● AIM
Retype every one of the items below character for character, keeping each line unchanged.

● GIVEN ENTRIES
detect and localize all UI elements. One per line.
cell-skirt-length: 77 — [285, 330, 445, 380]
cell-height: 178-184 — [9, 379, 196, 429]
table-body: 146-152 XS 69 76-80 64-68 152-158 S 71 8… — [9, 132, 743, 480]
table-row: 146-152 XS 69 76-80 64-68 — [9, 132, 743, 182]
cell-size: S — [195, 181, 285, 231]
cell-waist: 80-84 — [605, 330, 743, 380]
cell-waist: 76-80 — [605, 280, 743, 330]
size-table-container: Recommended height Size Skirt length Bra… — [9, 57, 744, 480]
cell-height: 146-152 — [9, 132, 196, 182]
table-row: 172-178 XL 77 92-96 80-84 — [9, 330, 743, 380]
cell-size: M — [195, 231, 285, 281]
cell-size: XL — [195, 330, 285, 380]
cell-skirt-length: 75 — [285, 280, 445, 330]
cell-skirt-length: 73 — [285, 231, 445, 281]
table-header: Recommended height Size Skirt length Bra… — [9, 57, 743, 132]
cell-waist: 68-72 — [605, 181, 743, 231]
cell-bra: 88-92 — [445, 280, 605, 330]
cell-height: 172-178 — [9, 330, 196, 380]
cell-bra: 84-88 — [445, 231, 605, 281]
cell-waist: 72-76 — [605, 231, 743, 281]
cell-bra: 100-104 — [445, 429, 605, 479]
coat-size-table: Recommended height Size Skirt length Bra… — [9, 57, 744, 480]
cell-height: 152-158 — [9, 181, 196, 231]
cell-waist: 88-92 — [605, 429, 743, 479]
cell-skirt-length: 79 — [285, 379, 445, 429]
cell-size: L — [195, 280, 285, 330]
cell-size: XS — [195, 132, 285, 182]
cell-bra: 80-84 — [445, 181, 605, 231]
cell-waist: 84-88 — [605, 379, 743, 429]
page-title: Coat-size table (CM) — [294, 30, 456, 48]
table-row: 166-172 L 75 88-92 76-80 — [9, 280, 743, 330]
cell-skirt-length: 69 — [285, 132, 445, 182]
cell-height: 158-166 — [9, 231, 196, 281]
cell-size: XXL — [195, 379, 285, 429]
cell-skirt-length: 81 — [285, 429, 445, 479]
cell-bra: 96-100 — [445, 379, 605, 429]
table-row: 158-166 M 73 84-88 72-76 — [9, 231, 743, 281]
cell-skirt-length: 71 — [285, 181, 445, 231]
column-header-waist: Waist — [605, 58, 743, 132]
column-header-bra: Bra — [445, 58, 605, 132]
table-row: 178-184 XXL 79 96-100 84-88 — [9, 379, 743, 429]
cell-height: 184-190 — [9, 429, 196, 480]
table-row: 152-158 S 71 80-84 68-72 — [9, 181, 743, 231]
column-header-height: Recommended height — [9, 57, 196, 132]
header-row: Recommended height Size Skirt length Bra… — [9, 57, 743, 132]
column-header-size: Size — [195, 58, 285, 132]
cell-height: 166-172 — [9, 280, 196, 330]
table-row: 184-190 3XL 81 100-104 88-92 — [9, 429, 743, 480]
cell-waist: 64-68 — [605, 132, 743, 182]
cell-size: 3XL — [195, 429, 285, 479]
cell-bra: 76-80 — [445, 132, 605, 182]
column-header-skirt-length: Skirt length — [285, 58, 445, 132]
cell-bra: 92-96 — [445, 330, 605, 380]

● SOLUTION BELOW
detect and localize all UI elements. One per line.
cell-skirt-length: 77 — [285, 330, 445, 380]
cell-height: 178-184 — [9, 379, 196, 429]
table-body: 146-152 XS 69 76-80 64-68 152-158 S 71 8… — [9, 132, 743, 480]
table-row: 146-152 XS 69 76-80 64-68 — [9, 132, 743, 182]
cell-size: S — [195, 181, 285, 231]
cell-waist: 80-84 — [605, 330, 743, 380]
cell-waist: 76-80 — [605, 280, 743, 330]
size-table-container: Recommended height Size Skirt length Bra… — [9, 57, 744, 480]
cell-height: 146-152 — [9, 132, 196, 182]
table-row: 172-178 XL 77 92-96 80-84 — [9, 330, 743, 380]
cell-size: M — [195, 231, 285, 281]
cell-size: XL — [195, 330, 285, 380]
cell-skirt-length: 75 — [285, 280, 445, 330]
cell-skirt-length: 73 — [285, 231, 445, 281]
table-header: Recommended height Size Skirt length Bra… — [9, 57, 743, 132]
cell-waist: 68-72 — [605, 181, 743, 231]
cell-bra: 88-92 — [445, 280, 605, 330]
cell-height: 172-178 — [9, 330, 196, 380]
cell-bra: 84-88 — [445, 231, 605, 281]
cell-waist: 72-76 — [605, 231, 743, 281]
cell-bra: 100-104 — [445, 429, 605, 479]
coat-size-table: Recommended height Size Skirt length Bra… — [9, 57, 744, 480]
cell-height: 152-158 — [9, 181, 196, 231]
cell-waist: 88-92 — [605, 429, 743, 479]
cell-skirt-length: 79 — [285, 379, 445, 429]
cell-size: L — [195, 280, 285, 330]
cell-size: XS — [195, 132, 285, 182]
cell-bra: 80-84 — [445, 181, 605, 231]
cell-waist: 84-88 — [605, 379, 743, 429]
page-title: Coat-size table (CM) — [294, 30, 456, 48]
table-row: 166-172 L 75 88-92 76-80 — [9, 280, 743, 330]
cell-skirt-length: 69 — [285, 132, 445, 182]
cell-height: 158-166 — [9, 231, 196, 281]
cell-size: XXL — [195, 379, 285, 429]
cell-skirt-length: 81 — [285, 429, 445, 479]
cell-bra: 96-100 — [445, 379, 605, 429]
table-row: 158-166 M 73 84-88 72-76 — [9, 231, 743, 281]
cell-skirt-length: 71 — [285, 181, 445, 231]
column-header-waist: Waist — [605, 58, 743, 132]
column-header-bra: Bra — [445, 58, 605, 132]
table-row: 178-184 XXL 79 96-100 84-88 — [9, 379, 743, 429]
cell-height: 184-190 — [9, 429, 196, 480]
table-row: 152-158 S 71 80-84 68-72 — [9, 181, 743, 231]
column-header-height: Recommended height — [9, 57, 196, 132]
header-row: Recommended height Size Skirt length Bra… — [9, 57, 743, 132]
column-header-size: Size — [195, 58, 285, 132]
cell-height: 166-172 — [9, 280, 196, 330]
table-row: 184-190 3XL 81 100-104 88-92 — [9, 429, 743, 480]
cell-waist: 64-68 — [605, 132, 743, 182]
cell-size: 3XL — [195, 429, 285, 479]
cell-bra: 76-80 — [445, 132, 605, 182]
column-header-skirt-length: Skirt length — [285, 58, 445, 132]
cell-bra: 92-96 — [445, 330, 605, 380]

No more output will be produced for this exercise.